Esercizio breve a ->
Riporta invariate le righe dei record dalla riga che contiene "tree-item[interactable]: State xyxy=(51,288,109,306)" fino a quella che contiene "next-button[interactable]: Next xyxy=(356,559,436,583)", estremi inclusi.

Testo mostrato ->
::::::::
L’Autorizzazione Unica Ambientale alla prova dei fatti
Egr. Direttore
lei sa cos’è l’AUA? No, non si spaventi, non è una nuova tassa sulla casa, o sui rifiuti o sui servizi essenziali indivisibili o su quant’altro; quelle tasse sono “roba vecchia”, da iscriversi al precedente Governo: ora ce n’è un altro nuovo, e di nuove tasse non se ne parlerà più, vedrà!
AUA sta per “Autorizzazione Un Ambientale”, una nuova procedura, messa in campo dal “Governo dei Professori” e attuata dal “Governo di Servizio” (suona male, ma lo chiamavano proprio così), quello, per intenderci, che si dilettava con innovativi acronimi per le tasse sulla casa.
L’AUA, dicevo poc’anzi, è una nuova procedura autorizzativa, che riassume in sé autorizzazioni ambientali di varia natura (emissioni in atmosfera, scarichi idrici, autosmaltimento, recupero di rifiuti, ecc.), in precedenza tra loro distinte, rilasciate con procedure e tempistiche diverse e che prevedevano validità temporali diverse (mediamente comprese tra 4 e 15 anni).
::::::::
Dati estratti ->

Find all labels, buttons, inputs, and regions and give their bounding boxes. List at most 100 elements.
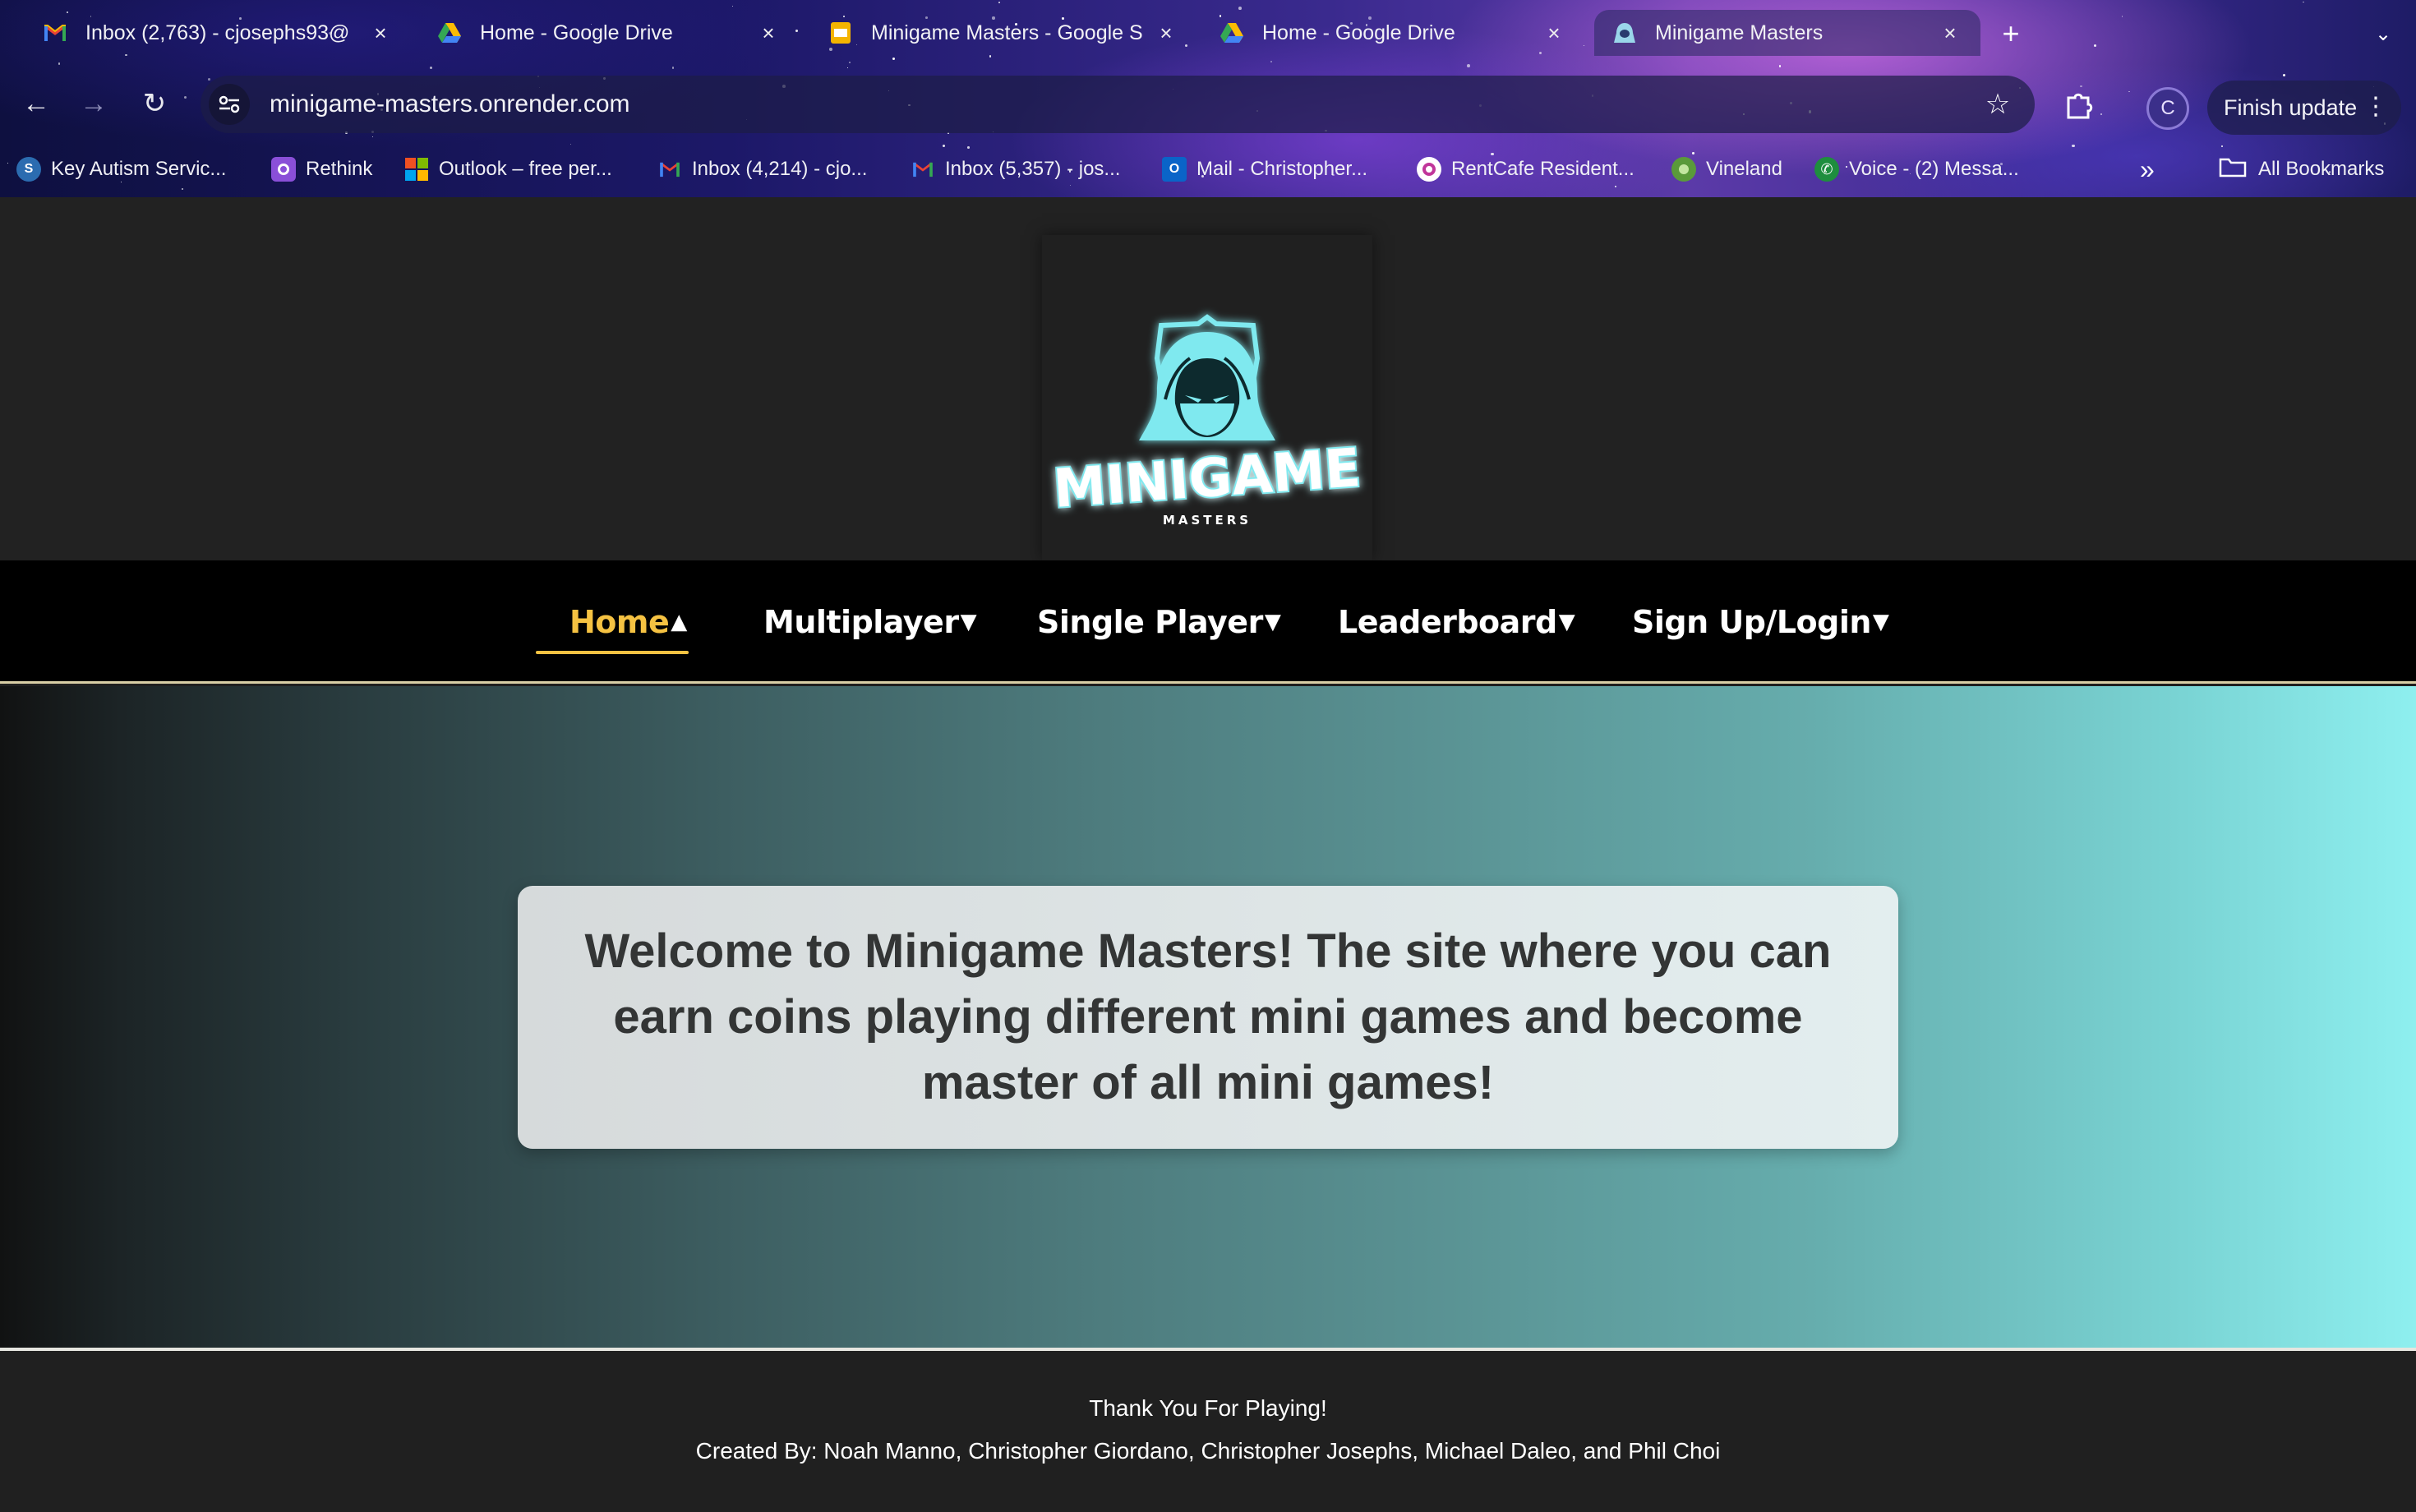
bookmark-label: RentCafe Resident...: [1451, 158, 1634, 180]
nav-label: Home: [569, 604, 670, 640]
gmail-icon: [43, 21, 67, 45]
active-nav-indicator: [536, 651, 689, 654]
theme-star: [1778, 65, 1782, 67]
nav-label: Sign Up/Login: [1632, 604, 1871, 640]
caret-down-icon: ▼: [1872, 610, 1889, 634]
theme-star: [671, 67, 675, 69]
site-logo[interactable]: MINIGAME MASTERS: [1042, 235, 1372, 560]
caret-down-icon: ▼: [1264, 610, 1281, 634]
folder-icon: [2219, 156, 2247, 183]
close-icon[interactable]: ×: [1938, 21, 1962, 45]
bookmark-label: Rethink: [306, 158, 373, 180]
bookmark-key-autism[interactable]: S Key Autism Servic...: [16, 151, 226, 187]
tab-search-chevron-icon[interactable]: ⌄: [2367, 15, 2400, 53]
all-bookmarks-label: All Bookmarks: [2258, 158, 2385, 180]
bookmark-label: Vineland: [1706, 158, 1782, 180]
forward-arrow-icon[interactable]: →: [71, 81, 117, 127]
key-autism-icon: S: [16, 157, 41, 182]
url-text: minigame-masters.onrender.com: [270, 90, 630, 118]
site-icon: [1612, 21, 1637, 45]
tab-google-drive[interactable]: Home - Google Drive ×: [419, 10, 799, 56]
bookmark-label: Inbox (5,357) - jos...: [945, 158, 1121, 180]
nav-multiplayer[interactable]: Multiplayer ▼: [763, 593, 977, 651]
finish-update-button[interactable]: Finish update ⋮: [2207, 81, 2401, 135]
browser-chrome: Inbox (2,763) - cjosephs93@ × Home - Goo…: [0, 0, 2416, 197]
site-header: MINIGAME MASTERS: [0, 197, 2416, 560]
nav-label: Leaderboard: [1338, 604, 1557, 640]
footer-credits: Created By: Noah Manno, Christopher Gior…: [695, 1438, 1721, 1464]
outlook-icon: O: [1162, 157, 1187, 182]
logo-subtext: MASTERS: [1163, 513, 1252, 528]
footer-thanks: Thank You For Playing!: [1089, 1395, 1327, 1421]
bookmark-rentcafe[interactable]: RentCafe Resident...: [1417, 151, 1634, 187]
tab-strip: Inbox (2,763) - cjosephs93@ × Home - Goo…: [0, 0, 2416, 64]
close-icon[interactable]: ×: [1542, 21, 1566, 45]
theme-star: [429, 66, 433, 70]
browser-toolbar: ← → ↻ minigame-masters.onrender.com ☆ C …: [0, 72, 2416, 135]
hero-section: Welcome to Minigame Masters! The site wh…: [0, 686, 2416, 1348]
gmail-icon: [657, 157, 682, 182]
bookmark-rethink[interactable]: Rethink: [271, 151, 372, 187]
nav-single-player[interactable]: Single Player ▼: [1037, 593, 1281, 651]
nav-label: Single Player: [1037, 604, 1263, 640]
tab-title: Inbox (2,763) - cjosephs93@: [85, 21, 350, 44]
bookmark-label: Mail - Christopher...: [1196, 158, 1368, 180]
all-bookmarks-folder[interactable]: All Bookmarks: [2219, 151, 2384, 187]
google-voice-icon: ✆: [1814, 157, 1839, 182]
close-icon[interactable]: ×: [368, 21, 393, 45]
nav-signup-login[interactable]: Sign Up/Login ▼: [1632, 593, 1889, 651]
nav-label: Multiplayer: [763, 604, 959, 640]
bookmark-outlook-free[interactable]: Outlook – free per...: [404, 151, 612, 187]
welcome-message: Welcome to Minigame Masters! The site wh…: [518, 886, 1898, 1149]
close-icon[interactable]: ×: [756, 21, 781, 45]
bookmark-label: Outlook – free per...: [439, 158, 612, 180]
close-icon[interactable]: ×: [1154, 21, 1178, 45]
caret-up-icon: ▲: [671, 610, 687, 634]
google-drive-icon: [437, 21, 462, 45]
reload-icon[interactable]: ↻: [131, 81, 178, 127]
profile-avatar[interactable]: C: [2146, 87, 2189, 130]
nav-home[interactable]: Home ▲: [569, 593, 687, 651]
tab-title: Minigame Masters - Google S: [871, 21, 1143, 44]
nav-leaderboard[interactable]: Leaderboard ▼: [1338, 593, 1575, 651]
bookmark-mail-christopher[interactable]: O Mail - Christopher...: [1162, 151, 1367, 187]
address-bar[interactable]: minigame-masters.onrender.com ☆: [201, 76, 2035, 133]
bookmark-vineland[interactable]: Vineland: [1671, 151, 1782, 187]
bookmark-inbox-5357[interactable]: Inbox (5,357) - jos...: [911, 151, 1120, 187]
google-slides-icon: [828, 21, 853, 45]
bookmark-star-icon[interactable]: ☆: [1977, 84, 2018, 125]
tab-minigame-masters[interactable]: Minigame Masters ×: [1594, 10, 1980, 56]
tab-title: Home - Google Drive: [1262, 21, 1455, 44]
back-arrow-icon[interactable]: ←: [13, 81, 59, 127]
tab-gmail-inbox[interactable]: Inbox (2,763) - cjosephs93@ ×: [25, 10, 411, 56]
caret-down-icon: ▼: [1558, 610, 1575, 634]
theme-star: [1466, 64, 1470, 68]
tab-title: Home - Google Drive: [480, 21, 673, 44]
microsoft-icon: [404, 157, 429, 182]
vineland-icon: [1671, 157, 1696, 182]
rethink-icon: [271, 157, 296, 182]
site-settings-icon[interactable]: [209, 84, 250, 125]
extensions-puzzle-icon[interactable]: [2056, 82, 2102, 128]
finish-update-label: Finish update: [2224, 94, 2358, 120]
theme-star: [846, 67, 848, 68]
gmail-icon: [911, 157, 935, 182]
bookmark-label: Key Autism Servic...: [51, 158, 227, 180]
logo-text: MINIGAME: [1051, 438, 1362, 520]
bookmark-google-voice[interactable]: ✆ Voice - (2) Messa...: [1814, 151, 2019, 187]
site-footer: Thank You For Playing! Created By: Noah …: [0, 1348, 2416, 1512]
bookmarks-overflow-icon[interactable]: »: [2140, 154, 2155, 185]
new-tab-button[interactable]: +: [1992, 15, 2030, 53]
more-menu-icon[interactable]: ⋮: [2363, 92, 2388, 122]
tab-google-drive-2[interactable]: Home - Google Drive ×: [1201, 10, 1584, 56]
tab-google-slides[interactable]: Minigame Masters - Google S ×: [810, 10, 1196, 56]
caret-down-icon: ▼: [960, 610, 977, 634]
rentcafe-icon: [1417, 157, 1441, 182]
web-page: MINIGAME MASTERS Home ▲ Multiplayer ▼ Sing…: [0, 197, 2416, 1512]
bookmark-inbox-4214[interactable]: Inbox (4,214) - cjo...: [657, 151, 867, 187]
bookmark-label: Voice - (2) Messa...: [1849, 158, 2019, 180]
tab-title: Minigame Masters: [1655, 21, 1824, 44]
theme-star: [371, 136, 373, 138]
bookmarks-bar: S Key Autism Servic... Rethink Outlook –…: [0, 145, 2416, 194]
google-drive-icon: [1220, 21, 1244, 45]
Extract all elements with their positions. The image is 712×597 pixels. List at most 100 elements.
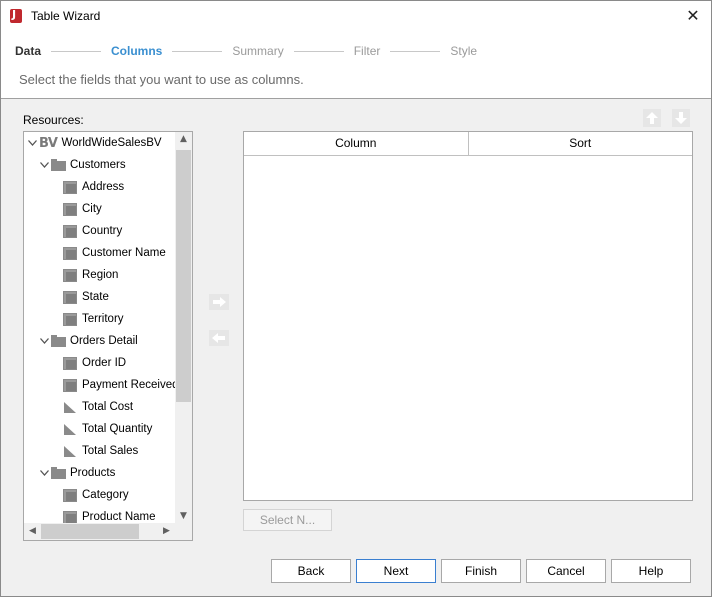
tree-item[interactable]: State xyxy=(51,288,109,306)
tree-item[interactable]: Region xyxy=(51,266,118,284)
tree-item-label: Order ID xyxy=(82,357,127,369)
tree-item-label: City xyxy=(82,203,102,215)
tree-item[interactable]: Orders Detail xyxy=(39,332,138,350)
tree-item[interactable]: Territory xyxy=(51,310,124,328)
title-bar: Table Wizard ✕ xyxy=(1,1,711,31)
scroll-up-icon[interactable]: ▲ xyxy=(175,134,192,144)
move-down-button[interactable] xyxy=(671,108,691,128)
folder-icon xyxy=(51,467,66,479)
tree-item[interactable]: Total Cost xyxy=(51,398,133,416)
scroll-thumb[interactable] xyxy=(41,524,139,539)
tree-item-label: Customer Name xyxy=(82,247,166,259)
field-icon xyxy=(63,202,77,216)
window-title: Table Wizard xyxy=(31,9,101,23)
wizard-steps: Data Columns Summary Filter Style xyxy=(15,43,477,59)
arrow-down-icon xyxy=(672,109,690,127)
select-n-button[interactable]: Select N... xyxy=(243,509,332,531)
folder-icon xyxy=(51,335,66,347)
step-divider xyxy=(51,50,102,52)
tree-item-label: Customers xyxy=(70,159,126,171)
resources-tree[interactable]: BV WorldWideSalesBV Customers Address City Co… xyxy=(23,131,193,541)
close-icon[interactable]: ✕ xyxy=(683,6,703,26)
next-button[interactable]: Next xyxy=(356,559,436,583)
chevron-down-icon[interactable] xyxy=(39,468,49,478)
wizard-header: Data Columns Summary Filter Style Select… xyxy=(1,31,711,99)
tree-item[interactable]: City xyxy=(51,200,102,218)
step-summary[interactable]: Summary xyxy=(232,44,283,58)
step-divider xyxy=(390,50,441,52)
tree-item-label: Country xyxy=(82,225,123,237)
finish-button[interactable]: Finish xyxy=(441,559,521,583)
tree-item-label: Orders Detail xyxy=(70,335,138,347)
back-button[interactable]: Back xyxy=(271,559,351,583)
tree-item[interactable]: Category xyxy=(51,486,129,504)
tree-item-label: Total Cost xyxy=(82,401,134,413)
tree-item-label: Products xyxy=(70,467,116,479)
tree-item-label: Category xyxy=(82,489,129,501)
step-style[interactable]: Style xyxy=(450,44,477,58)
field-icon xyxy=(63,246,77,260)
tree-item[interactable]: Country xyxy=(51,222,122,240)
field-icon xyxy=(63,290,77,304)
tree-item[interactable]: Total Sales xyxy=(51,442,138,460)
tree-item-label: Total Sales xyxy=(82,445,139,457)
field-icon xyxy=(63,356,77,370)
column-header-column[interactable]: Column xyxy=(244,132,469,155)
chevron-down-icon[interactable] xyxy=(39,336,49,346)
step-columns[interactable]: Columns xyxy=(111,44,162,58)
step-data[interactable]: Data xyxy=(15,44,41,58)
tree-item[interactable]: Customers xyxy=(39,156,126,174)
scroll-left-icon[interactable]: ◀ xyxy=(24,526,41,536)
scroll-corner xyxy=(175,523,192,540)
tree-item-label: Territory xyxy=(82,313,124,325)
column-header-sort[interactable]: Sort xyxy=(469,132,693,155)
scroll-right-icon[interactable]: ▶ xyxy=(158,526,175,536)
chevron-down-icon[interactable] xyxy=(27,138,37,148)
step-divider xyxy=(293,50,344,52)
move-up-button[interactable] xyxy=(642,108,662,128)
field-icon xyxy=(63,268,77,282)
table-wizard-dialog: Table Wizard ✕ Data Columns Summary Filt… xyxy=(0,0,712,597)
step-divider xyxy=(172,50,223,52)
add-column-button[interactable] xyxy=(209,292,229,312)
report-app-icon xyxy=(10,8,22,23)
arrow-left-icon xyxy=(209,330,229,346)
tree-item-label: Payment Received xyxy=(82,379,179,391)
field-icon xyxy=(63,378,77,392)
field-icon xyxy=(63,510,77,524)
folder-icon xyxy=(51,159,66,171)
chevron-down-icon[interactable] xyxy=(39,160,49,170)
remove-column-button[interactable] xyxy=(209,328,229,348)
tree-item-label: Region xyxy=(82,269,119,281)
business-view-icon: BV xyxy=(39,135,58,151)
instruction-text: Select the fields that you want to use a… xyxy=(19,72,304,87)
tree-item-label: Total Quantity xyxy=(82,423,153,435)
measure-icon xyxy=(63,445,77,458)
vertical-scrollbar[interactable]: ▲ ▼ xyxy=(175,132,192,523)
tree-item-label: Product Name xyxy=(82,511,156,523)
tree-item[interactable]: BV WorldWideSalesBV xyxy=(27,134,162,152)
columns-table[interactable]: Column Sort xyxy=(243,131,693,501)
arrow-up-icon xyxy=(643,109,661,127)
tree-item-label: Address xyxy=(82,181,125,193)
tree-item[interactable]: Order ID xyxy=(51,354,126,372)
step-filter[interactable]: Filter xyxy=(354,44,381,58)
tree-item[interactable]: Address xyxy=(51,178,124,196)
help-button[interactable]: Help xyxy=(611,559,691,583)
tree-item[interactable]: Payment Received xyxy=(51,376,179,394)
arrow-right-icon xyxy=(209,294,229,310)
field-icon xyxy=(63,224,77,238)
scroll-thumb[interactable] xyxy=(176,150,191,402)
tree-item[interactable]: Products xyxy=(39,464,115,482)
tree-item[interactable]: Total Quantity xyxy=(51,420,152,438)
columns-table-header: Column Sort xyxy=(244,132,692,156)
horizontal-scrollbar[interactable]: ◀ ▶ xyxy=(24,523,175,540)
field-icon xyxy=(63,312,77,326)
field-icon xyxy=(63,488,77,502)
scroll-down-icon[interactable]: ▼ xyxy=(175,511,192,521)
cancel-button[interactable]: Cancel xyxy=(526,559,606,583)
measure-icon xyxy=(63,423,77,436)
tree-item[interactable]: Customer Name xyxy=(51,244,166,262)
field-icon xyxy=(63,180,77,194)
resources-label: Resources: xyxy=(23,113,84,127)
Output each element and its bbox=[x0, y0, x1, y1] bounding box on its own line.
::::::::
Esercizio breve b ->
Trascrivi il passo della lettera sull'Autorizzazione Unica Ambientale da "AUA sta per" fino a "e 15 anni).", mettendo "pratica" al posto di "procedura".

Risposta a ->
tree-item[interactable]: State xyxy=(51,288,109,306)
tree-item[interactable]: Region xyxy=(51,266,118,284)
tree-item-label: Order ID xyxy=(82,357,127,369)
tree-item-label: City xyxy=(82,203,102,215)
tree-item[interactable]: Orders Detail xyxy=(39,332,138,350)
tree-item[interactable]: Territory xyxy=(51,310,124,328)
title-bar: Table Wizard ✕ xyxy=(1,1,711,31)
scroll-up-icon[interactable]: ▲ xyxy=(175,134,192,144)
move-down-button[interactable] xyxy=(671,108,691,128)
folder-icon xyxy=(51,467,66,479)
tree-item[interactable]: Total Cost xyxy=(51,398,133,416)
scroll-thumb[interactable] xyxy=(41,524,139,539)
tree-item-label: Customer Name xyxy=(82,247,166,259)
field-icon xyxy=(63,202,77,216)
window-title: Table Wizard xyxy=(31,9,101,23)
wizard-steps: Data Columns Summary Filter Style xyxy=(15,43,477,59)
arrow-down-icon xyxy=(672,109,690,127)
select-n-button[interactable]: Select N... xyxy=(243,509,332,531)
folder-icon xyxy=(51,335,66,347)
step-divider xyxy=(51,50,102,52)
tree-item-label: Customers xyxy=(70,159,126,171)
resources-tree[interactable]: BV WorldWideSalesBV Customers Address City Co… xyxy=(23,131,193,541)
close-icon[interactable]: ✕ xyxy=(683,6,703,26)
next-button[interactable]: Next xyxy=(356,559,436,583)

Risposta b ->
AUA sta per “Autorizzazione Un Ambientale”, una nuova pratica, messa in campo dal “Governo dei Professori” e attuata dal “Governo di Servizio” (suona male, ma lo chiamavano proprio così), quello, per intenderci, che si dilettava con innovativi acronimi per le tasse sulla casa.
L’AUA, dicevo poc’anzi, è una nuova pratica autorizzativa, che riassume in sé autorizzazioni ambientali di varia natura (emissioni in atmosfera, scarichi idrici, autosmaltimento, recupero di rifiuti, ecc.), in precedenza tra loro distinte, rilasciate con procedure e tempistiche diverse e che prevedevano validità temporali diverse (mediamente comprese tra 4 e 15 anni).